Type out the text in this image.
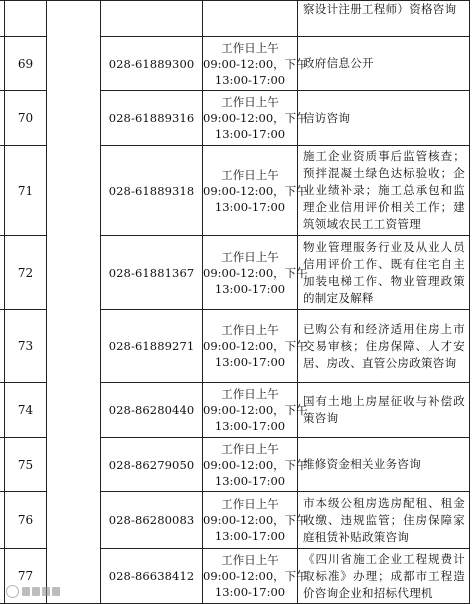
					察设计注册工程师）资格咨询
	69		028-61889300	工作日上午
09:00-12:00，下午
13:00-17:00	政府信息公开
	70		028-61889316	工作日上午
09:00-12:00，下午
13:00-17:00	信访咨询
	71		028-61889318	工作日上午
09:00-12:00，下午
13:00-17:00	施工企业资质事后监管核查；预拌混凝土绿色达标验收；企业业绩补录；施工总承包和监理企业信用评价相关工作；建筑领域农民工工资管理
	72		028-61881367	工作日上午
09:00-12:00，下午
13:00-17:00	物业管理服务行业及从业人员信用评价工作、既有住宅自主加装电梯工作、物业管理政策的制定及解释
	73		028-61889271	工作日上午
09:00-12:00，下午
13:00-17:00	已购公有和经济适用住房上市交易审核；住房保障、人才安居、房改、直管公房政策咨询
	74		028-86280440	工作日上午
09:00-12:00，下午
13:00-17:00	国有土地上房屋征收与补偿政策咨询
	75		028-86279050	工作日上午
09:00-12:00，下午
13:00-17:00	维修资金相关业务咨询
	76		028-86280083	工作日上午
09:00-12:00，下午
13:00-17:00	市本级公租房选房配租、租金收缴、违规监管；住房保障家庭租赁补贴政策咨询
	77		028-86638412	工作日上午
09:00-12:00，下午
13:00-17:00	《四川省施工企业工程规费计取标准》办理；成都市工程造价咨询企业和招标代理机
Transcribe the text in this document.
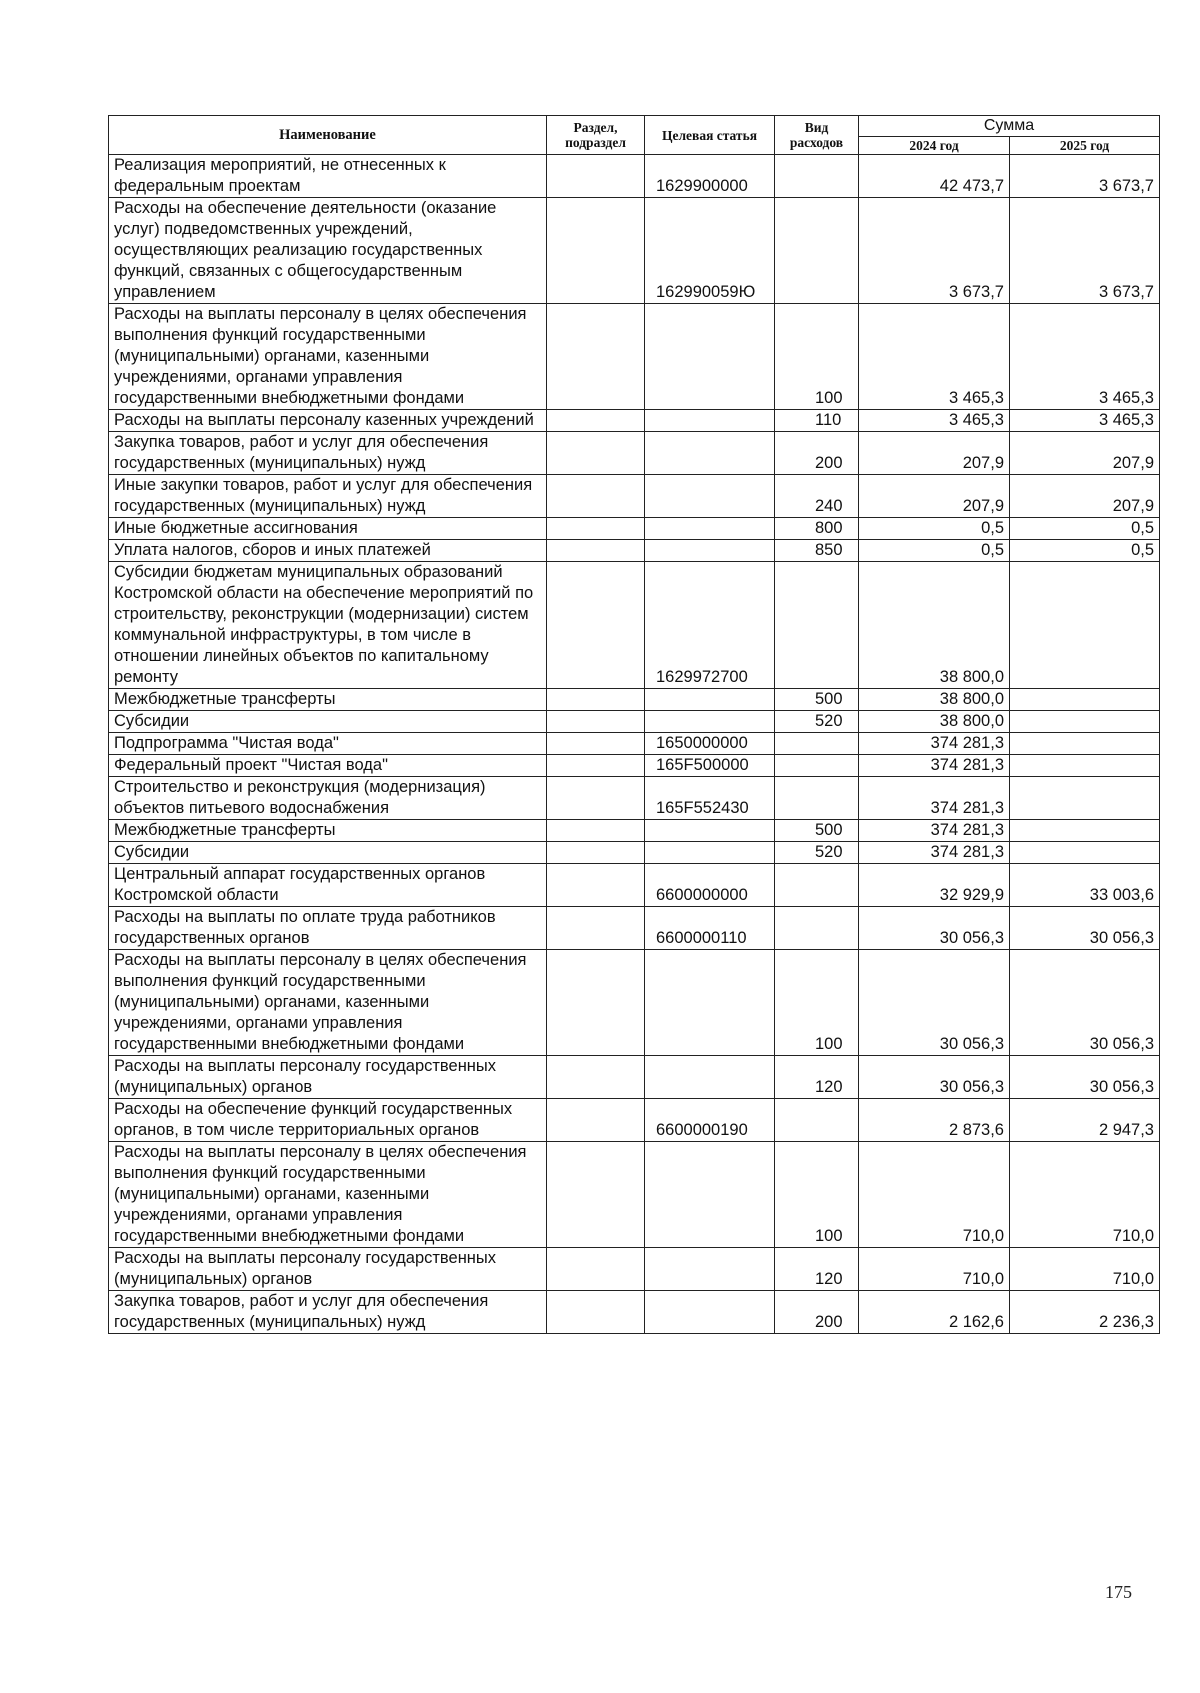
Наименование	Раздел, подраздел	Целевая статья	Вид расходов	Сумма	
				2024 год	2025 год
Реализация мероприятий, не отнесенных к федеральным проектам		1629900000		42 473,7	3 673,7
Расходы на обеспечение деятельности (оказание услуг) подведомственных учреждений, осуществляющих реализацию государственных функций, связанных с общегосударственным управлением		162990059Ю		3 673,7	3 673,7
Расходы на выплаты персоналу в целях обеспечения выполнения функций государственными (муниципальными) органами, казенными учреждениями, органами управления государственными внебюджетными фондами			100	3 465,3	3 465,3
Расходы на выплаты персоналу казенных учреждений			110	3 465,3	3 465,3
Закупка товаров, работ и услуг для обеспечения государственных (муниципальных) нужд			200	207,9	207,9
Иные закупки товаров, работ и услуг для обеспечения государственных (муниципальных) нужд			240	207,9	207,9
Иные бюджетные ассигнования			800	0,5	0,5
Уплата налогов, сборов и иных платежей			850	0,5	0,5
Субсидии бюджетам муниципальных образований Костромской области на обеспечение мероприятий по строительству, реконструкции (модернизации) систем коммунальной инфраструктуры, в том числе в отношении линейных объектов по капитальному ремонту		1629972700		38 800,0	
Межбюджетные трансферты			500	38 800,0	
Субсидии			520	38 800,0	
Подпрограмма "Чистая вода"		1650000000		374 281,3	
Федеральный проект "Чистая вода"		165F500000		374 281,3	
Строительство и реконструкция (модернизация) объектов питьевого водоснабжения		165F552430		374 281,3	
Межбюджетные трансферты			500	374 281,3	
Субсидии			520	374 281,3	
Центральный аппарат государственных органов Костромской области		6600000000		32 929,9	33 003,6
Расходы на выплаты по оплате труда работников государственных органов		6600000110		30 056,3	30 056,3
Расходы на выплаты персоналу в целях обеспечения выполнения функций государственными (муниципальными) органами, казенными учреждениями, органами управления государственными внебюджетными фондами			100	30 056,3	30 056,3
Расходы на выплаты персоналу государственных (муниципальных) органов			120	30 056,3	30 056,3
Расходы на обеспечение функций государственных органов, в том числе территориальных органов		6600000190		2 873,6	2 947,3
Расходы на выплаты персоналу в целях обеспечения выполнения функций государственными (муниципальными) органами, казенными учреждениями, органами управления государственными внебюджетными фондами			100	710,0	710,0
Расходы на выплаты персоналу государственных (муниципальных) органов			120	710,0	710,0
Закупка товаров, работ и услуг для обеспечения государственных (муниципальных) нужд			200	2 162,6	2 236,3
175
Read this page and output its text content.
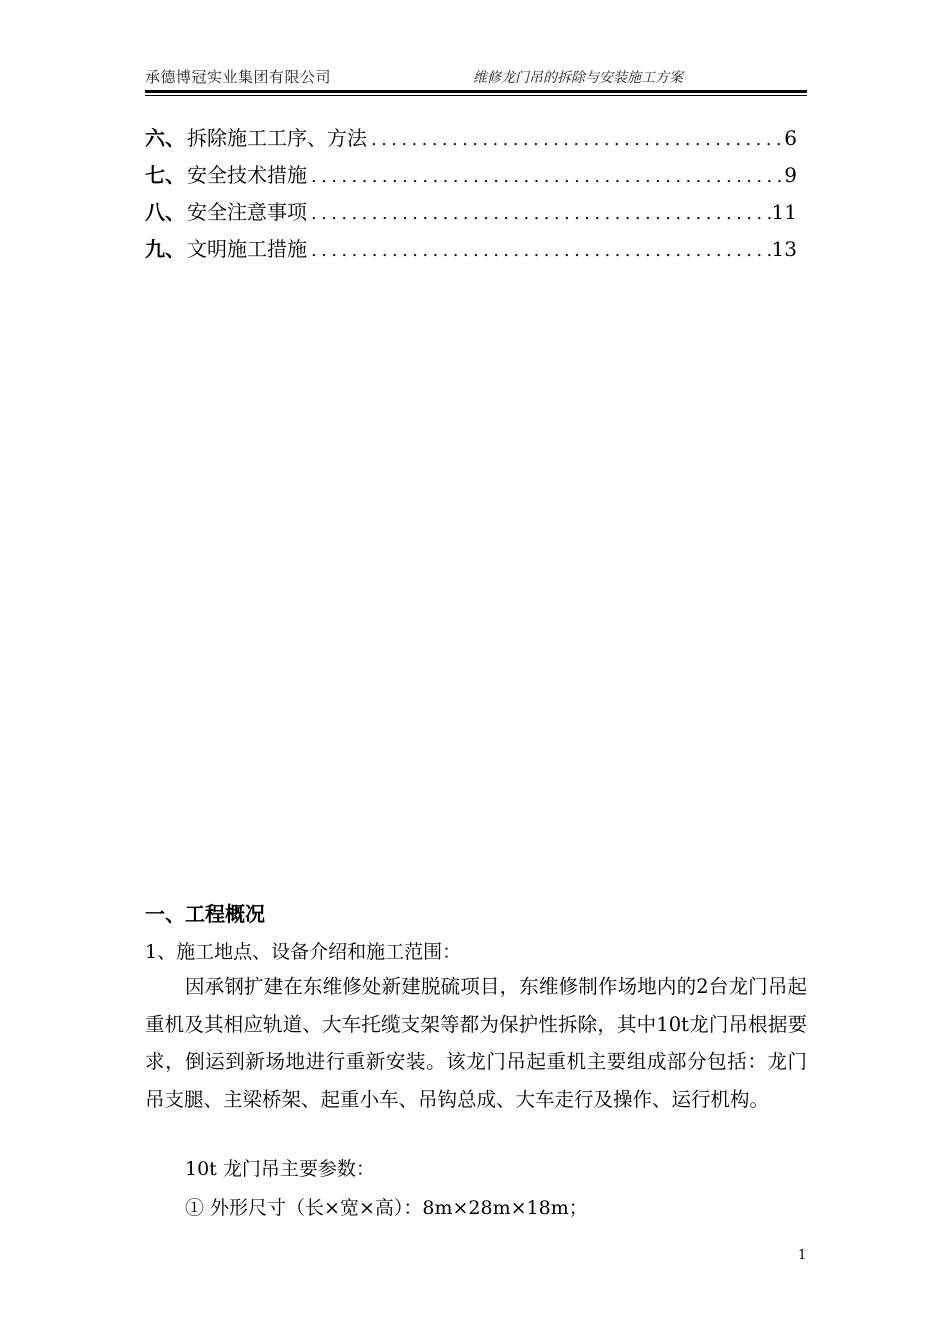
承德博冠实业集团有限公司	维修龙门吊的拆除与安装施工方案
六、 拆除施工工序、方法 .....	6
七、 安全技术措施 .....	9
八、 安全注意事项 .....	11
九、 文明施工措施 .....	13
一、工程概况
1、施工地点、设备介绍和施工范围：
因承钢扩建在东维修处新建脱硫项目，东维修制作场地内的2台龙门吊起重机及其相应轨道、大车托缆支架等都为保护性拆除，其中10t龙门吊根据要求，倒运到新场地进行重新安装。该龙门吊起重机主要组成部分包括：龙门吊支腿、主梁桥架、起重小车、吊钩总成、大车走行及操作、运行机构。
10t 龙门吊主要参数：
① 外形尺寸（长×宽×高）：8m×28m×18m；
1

◇ ◇ ◇ ◇ ◇ ◇ ◇

__Required work__:
Collect the lines of the records that include the string "учреждениями".

__Output of the task__:
Расходы на выплаты персоналу в целях обеспечения выполнения функций государственными (муниципальными) органами, казенными учреждениями, органами управления государственными внебюджетными фондами			100	3 465,3	3 465,3
Расходы на выплаты персоналу в целях обеспечения выполнения функций государственными (муниципальными) органами, казенными учреждениями, органами управления государственными внебюджетными фондами			100	30 056,3	30 056,3
Расходы на выплаты персоналу в целях обеспечения выполнения функций государственными (муниципальными) органами, казенными учреждениями, органами управления государственными внебюджетными фондами			100	710,0	710,0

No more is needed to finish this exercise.